● Excerpt from a dataset
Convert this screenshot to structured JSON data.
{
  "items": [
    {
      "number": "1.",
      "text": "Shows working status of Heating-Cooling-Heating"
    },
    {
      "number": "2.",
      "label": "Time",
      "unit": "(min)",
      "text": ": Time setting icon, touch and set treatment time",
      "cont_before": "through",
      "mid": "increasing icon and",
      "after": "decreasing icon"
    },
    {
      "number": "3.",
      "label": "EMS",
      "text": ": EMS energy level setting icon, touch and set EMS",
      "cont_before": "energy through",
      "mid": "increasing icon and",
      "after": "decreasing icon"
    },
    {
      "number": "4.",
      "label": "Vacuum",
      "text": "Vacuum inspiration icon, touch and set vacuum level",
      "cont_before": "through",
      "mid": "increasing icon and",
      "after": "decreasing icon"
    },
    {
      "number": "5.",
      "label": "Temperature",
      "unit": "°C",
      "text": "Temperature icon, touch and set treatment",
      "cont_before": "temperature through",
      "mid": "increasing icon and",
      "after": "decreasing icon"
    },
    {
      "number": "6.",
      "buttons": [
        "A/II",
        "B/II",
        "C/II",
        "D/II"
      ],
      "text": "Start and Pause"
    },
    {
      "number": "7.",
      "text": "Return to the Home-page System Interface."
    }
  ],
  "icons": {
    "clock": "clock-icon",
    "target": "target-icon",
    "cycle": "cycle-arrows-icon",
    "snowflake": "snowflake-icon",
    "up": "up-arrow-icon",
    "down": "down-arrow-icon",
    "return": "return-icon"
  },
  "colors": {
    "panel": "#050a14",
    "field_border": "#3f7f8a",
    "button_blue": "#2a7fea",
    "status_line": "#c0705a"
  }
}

● Task requirements
Retype the records in full. Keep every line identical to the original.

● Solution below
Convert this screenshot to structured JSON data.
{
  "items": [
    {
      "number": "1.",
      "text": "Shows working status of Heating-Cooling-Heating"
    },
    {
      "number": "2.",
      "label": "Time",
      "unit": "(min)",
      "text": ": Time setting icon, touch and set treatment time",
      "cont_before": "through",
      "mid": "increasing icon and",
      "after": "decreasing icon"
    },
    {
      "number": "3.",
      "label": "EMS",
      "text": ": EMS energy level setting icon, touch and set EMS",
      "cont_before": "energy through",
      "mid": "increasing icon and",
      "after": "decreasing icon"
    },
    {
      "number": "4.",
      "label": "Vacuum",
      "text": "Vacuum inspiration icon, touch and set vacuum level",
      "cont_before": "through",
      "mid": "increasing icon and",
      "after": "decreasing icon"
    },
    {
      "number": "5.",
      "label": "Temperature",
      "unit": "°C",
      "text": "Temperature icon, touch and set treatment",
      "cont_before": "temperature through",
      "mid": "increasing icon and",
      "after": "decreasing icon"
    },
    {
      "number": "6.",
      "buttons": [
        "A/II",
        "B/II",
        "C/II",
        "D/II"
      ],
      "text": "Start and Pause"
    },
    {
      "number": "7.",
      "text": "Return to the Home-page System Interface."
    }
  ],
  "icons": {
    "clock": "clock-icon",
    "target": "target-icon",
    "cycle": "cycle-arrows-icon",
    "snowflake": "snowflake-icon",
    "up": "up-arrow-icon",
    "down": "down-arrow-icon",
    "return": "return-icon"
  },
  "colors": {
    "panel": "#050a14",
    "field_border": "#3f7f8a",
    "button_blue": "#2a7fea",
    "status_line": "#c0705a"
  }
}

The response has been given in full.